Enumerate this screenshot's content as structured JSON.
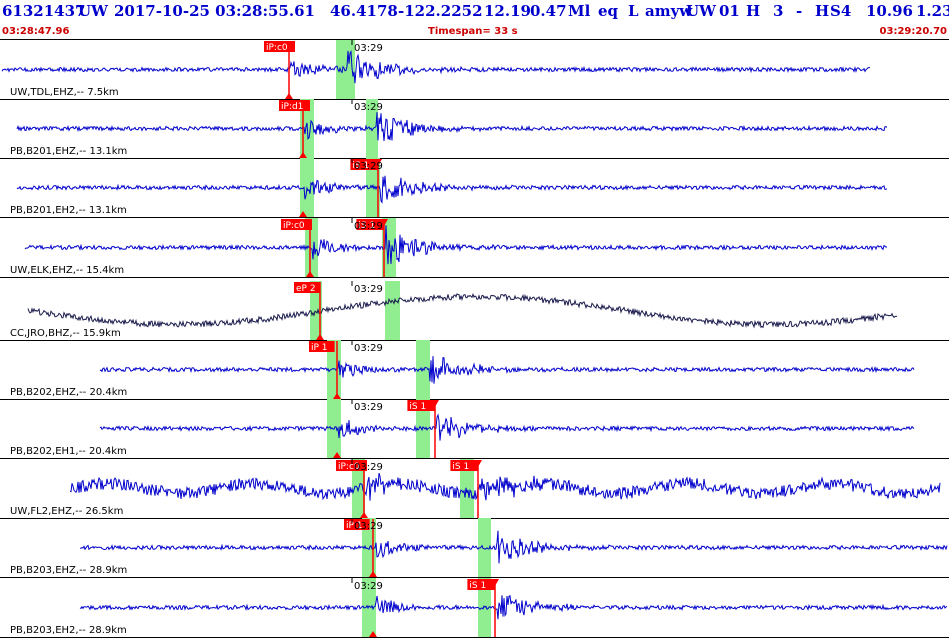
{
  "header": {
    "event_id": "61321437",
    "network": "UW",
    "origin_time": "2017-10-25 03:28:55.61",
    "latitude": "46.4178",
    "longitude": "-122.2252",
    "depth": "12.19",
    "magnitude": "0.47",
    "mag_type": "Ml",
    "event_type": "eq",
    "review": "L",
    "analyst": "amyw",
    "author_net": "UW",
    "version": "01",
    "gtype": "H",
    "npicks": "3",
    "dash": "-",
    "quality": "H",
    "solution": "S4",
    "gap": "10.96",
    "rms": "1.23"
  },
  "timebar": {
    "start": "03:28:47.96",
    "span": "Timespan=  33 s",
    "end": "03:29:20.70"
  },
  "colors": {
    "trace": "#0000cc",
    "trace_broadband": "#1a1a4d",
    "pick": "#ff0000",
    "window": "#90ee90",
    "header_text": "#0000cc",
    "timebar_text": "#cc0000",
    "separator": "#000000"
  },
  "tick_label": "03:29",
  "channels": [
    {
      "label": "UW,TDL,EHZ,-- 7.5km",
      "picks": [
        "iP:c0"
      ],
      "s_pick": "",
      "amp": "high"
    },
    {
      "label": "PB,B201,EHZ,-- 13.1km",
      "picks": [
        "iP:d1"
      ],
      "s_pick": "",
      "amp": "medium"
    },
    {
      "label": "PB,B201,EH2,-- 13.1km",
      "picks": [],
      "s_pick": "iS 1",
      "amp": "medium"
    },
    {
      "label": "UW,ELK,EHZ,-- 15.4km",
      "picks": [
        "iP:c0"
      ],
      "s_pick": "iS 1",
      "amp": "high"
    },
    {
      "label": "CC,JRO,BHZ,-- 15.9km",
      "picks": [
        "eP 2"
      ],
      "s_pick": "",
      "amp": "longperiod"
    },
    {
      "label": "PB,B202,EHZ,-- 20.4km",
      "picks": [
        "iP 1"
      ],
      "s_pick": "",
      "amp": "medium"
    },
    {
      "label": "PB,B202,EH1,-- 20.4km",
      "picks": [],
      "s_pick": "iS 1",
      "amp": "medium"
    },
    {
      "label": "UW,FL2,EHZ,-- 26.5km",
      "picks": [
        "iP:c0"
      ],
      "s_pick": "iS 1",
      "amp": "noisy"
    },
    {
      "label": "PB,B203,EHZ,-- 28.9km",
      "picks": [
        "iP 1"
      ],
      "s_pick": "",
      "amp": "medium"
    },
    {
      "label": "PB,B203,EH2,-- 28.9km",
      "picks": [],
      "s_pick": "iS 1",
      "amp": "medium"
    }
  ]
}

THE EXERCISE: Reproduce all entries without any change, and omit the pictures.

EXERCISE OUTPUT:
Enumerate this screenshot's content as structured JSON.
{
  "header": {
    "event_id": "61321437",
    "network": "UW",
    "origin_time": "2017-10-25 03:28:55.61",
    "latitude": "46.4178",
    "longitude": "-122.2252",
    "depth": "12.19",
    "magnitude": "0.47",
    "mag_type": "Ml",
    "event_type": "eq",
    "review": "L",
    "analyst": "amyw",
    "author_net": "UW",
    "version": "01",
    "gtype": "H",
    "npicks": "3",
    "dash": "-",
    "quality": "H",
    "solution": "S4",
    "gap": "10.96",
    "rms": "1.23"
  },
  "timebar": {
    "start": "03:28:47.96",
    "span": "Timespan=  33 s",
    "end": "03:29:20.70"
  },
  "colors": {
    "trace": "#0000cc",
    "trace_broadband": "#1a1a4d",
    "pick": "#ff0000",
    "window": "#90ee90",
    "header_text": "#0000cc",
    "timebar_text": "#cc0000",
    "separator": "#000000"
  },
  "tick_label": "03:29",
  "channels": [
    {
      "label": "UW,TDL,EHZ,-- 7.5km",
      "picks": [
        "iP:c0"
      ],
      "s_pick": "",
      "amp": "high"
    },
    {
      "label": "PB,B201,EHZ,-- 13.1km",
      "picks": [
        "iP:d1"
      ],
      "s_pick": "",
      "amp": "medium"
    },
    {
      "label": "PB,B201,EH2,-- 13.1km",
      "picks": [],
      "s_pick": "iS 1",
      "amp": "medium"
    },
    {
      "label": "UW,ELK,EHZ,-- 15.4km",
      "picks": [
        "iP:c0"
      ],
      "s_pick": "iS 1",
      "amp": "high"
    },
    {
      "label": "CC,JRO,BHZ,-- 15.9km",
      "picks": [
        "eP 2"
      ],
      "s_pick": "",
      "amp": "longperiod"
    },
    {
      "label": "PB,B202,EHZ,-- 20.4km",
      "picks": [
        "iP 1"
      ],
      "s_pick": "",
      "amp": "medium"
    },
    {
      "label": "PB,B202,EH1,-- 20.4km",
      "picks": [],
      "s_pick": "iS 1",
      "amp": "medium"
    },
    {
      "label": "UW,FL2,EHZ,-- 26.5km",
      "picks": [
        "iP:c0"
      ],
      "s_pick": "iS 1",
      "amp": "noisy"
    },
    {
      "label": "PB,B203,EHZ,-- 28.9km",
      "picks": [
        "iP 1"
      ],
      "s_pick": "",
      "amp": "medium"
    },
    {
      "label": "PB,B203,EH2,-- 28.9km",
      "picks": [],
      "s_pick": "iS 1",
      "amp": "medium"
    }
  ]
}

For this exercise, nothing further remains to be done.